Aim
Pull out every line below containing the word "this".

Recorded information
* begin *

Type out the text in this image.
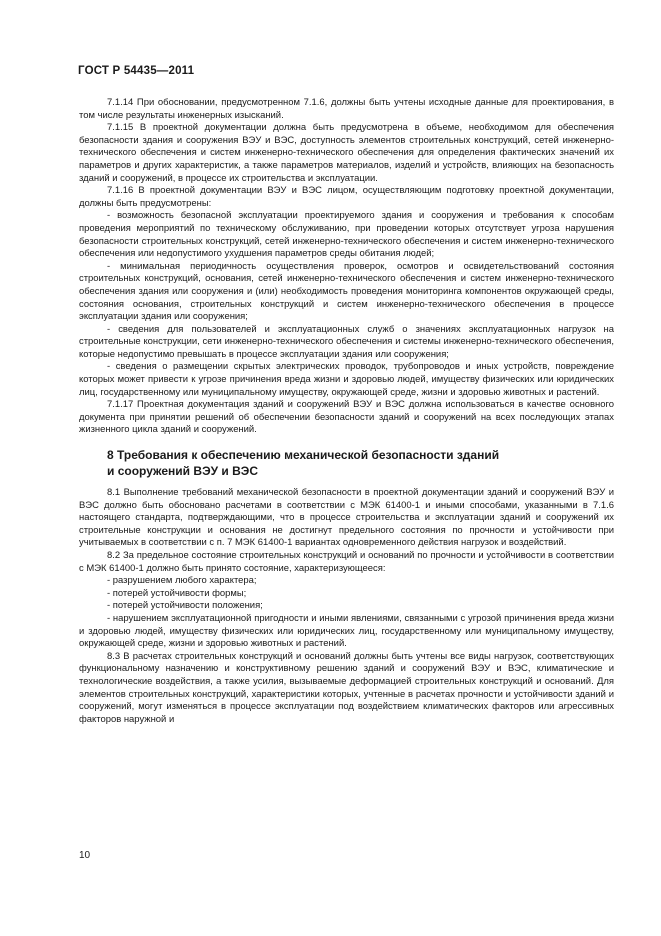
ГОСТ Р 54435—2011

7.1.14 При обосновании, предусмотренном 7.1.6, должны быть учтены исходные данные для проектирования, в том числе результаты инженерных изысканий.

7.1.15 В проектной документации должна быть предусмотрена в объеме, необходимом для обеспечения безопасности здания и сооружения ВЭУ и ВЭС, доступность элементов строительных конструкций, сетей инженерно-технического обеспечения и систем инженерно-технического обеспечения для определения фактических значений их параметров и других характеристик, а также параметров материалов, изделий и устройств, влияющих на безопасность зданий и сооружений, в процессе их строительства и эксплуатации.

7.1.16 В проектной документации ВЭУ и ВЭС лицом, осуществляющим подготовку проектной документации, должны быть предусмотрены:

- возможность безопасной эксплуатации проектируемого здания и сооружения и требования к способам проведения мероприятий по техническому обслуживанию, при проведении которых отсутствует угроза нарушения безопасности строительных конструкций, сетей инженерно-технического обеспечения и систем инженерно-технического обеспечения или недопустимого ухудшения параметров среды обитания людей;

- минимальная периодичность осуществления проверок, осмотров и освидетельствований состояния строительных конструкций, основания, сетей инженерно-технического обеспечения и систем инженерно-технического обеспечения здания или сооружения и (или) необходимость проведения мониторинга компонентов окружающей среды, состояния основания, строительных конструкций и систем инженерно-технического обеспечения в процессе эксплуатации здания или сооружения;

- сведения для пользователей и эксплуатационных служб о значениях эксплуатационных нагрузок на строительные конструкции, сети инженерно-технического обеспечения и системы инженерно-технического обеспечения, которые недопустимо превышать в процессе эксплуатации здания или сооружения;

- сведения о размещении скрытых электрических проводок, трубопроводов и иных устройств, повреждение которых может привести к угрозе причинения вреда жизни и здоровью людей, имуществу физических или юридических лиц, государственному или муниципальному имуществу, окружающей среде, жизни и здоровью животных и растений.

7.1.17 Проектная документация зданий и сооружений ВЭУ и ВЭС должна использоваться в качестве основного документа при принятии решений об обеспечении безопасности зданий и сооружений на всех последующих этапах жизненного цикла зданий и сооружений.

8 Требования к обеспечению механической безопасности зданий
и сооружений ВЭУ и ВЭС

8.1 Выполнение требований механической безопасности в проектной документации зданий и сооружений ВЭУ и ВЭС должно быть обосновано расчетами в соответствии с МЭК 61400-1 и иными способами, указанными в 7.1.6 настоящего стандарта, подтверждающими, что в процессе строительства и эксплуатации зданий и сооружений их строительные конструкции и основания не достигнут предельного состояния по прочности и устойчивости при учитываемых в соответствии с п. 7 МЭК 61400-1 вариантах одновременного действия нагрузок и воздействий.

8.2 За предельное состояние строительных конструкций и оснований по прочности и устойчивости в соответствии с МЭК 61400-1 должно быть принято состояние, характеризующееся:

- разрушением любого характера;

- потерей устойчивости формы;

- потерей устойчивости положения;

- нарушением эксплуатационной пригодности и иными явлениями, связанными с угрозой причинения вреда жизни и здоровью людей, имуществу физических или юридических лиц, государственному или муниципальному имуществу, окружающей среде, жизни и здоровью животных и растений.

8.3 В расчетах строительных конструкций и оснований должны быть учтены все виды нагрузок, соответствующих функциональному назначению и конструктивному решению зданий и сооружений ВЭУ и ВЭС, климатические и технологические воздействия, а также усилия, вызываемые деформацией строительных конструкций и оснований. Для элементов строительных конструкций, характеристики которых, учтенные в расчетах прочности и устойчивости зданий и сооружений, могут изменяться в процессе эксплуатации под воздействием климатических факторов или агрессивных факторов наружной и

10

* end *
* begin *

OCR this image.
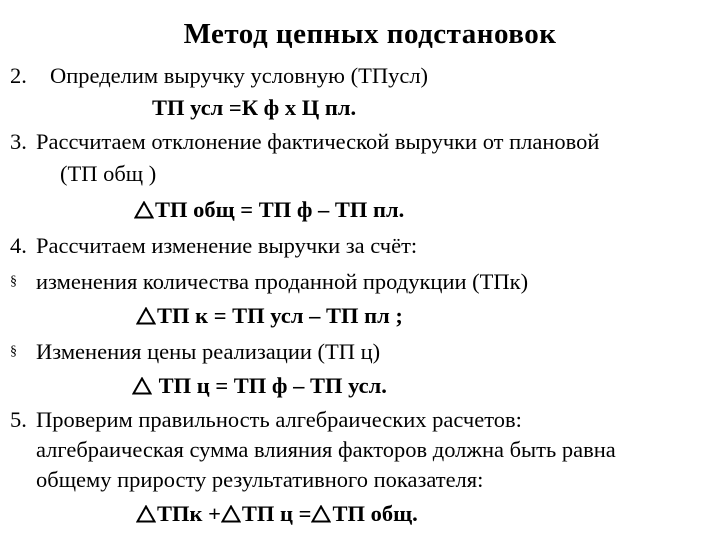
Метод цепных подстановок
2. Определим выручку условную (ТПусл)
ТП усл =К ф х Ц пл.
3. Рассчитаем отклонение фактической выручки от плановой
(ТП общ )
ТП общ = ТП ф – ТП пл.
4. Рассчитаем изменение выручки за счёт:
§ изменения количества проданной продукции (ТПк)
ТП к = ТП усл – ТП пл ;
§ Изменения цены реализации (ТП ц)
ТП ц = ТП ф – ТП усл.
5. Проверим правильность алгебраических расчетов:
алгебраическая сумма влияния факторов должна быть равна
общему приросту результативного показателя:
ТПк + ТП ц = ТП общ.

* end *

Final result
Type out the text in this image.
OCR this image.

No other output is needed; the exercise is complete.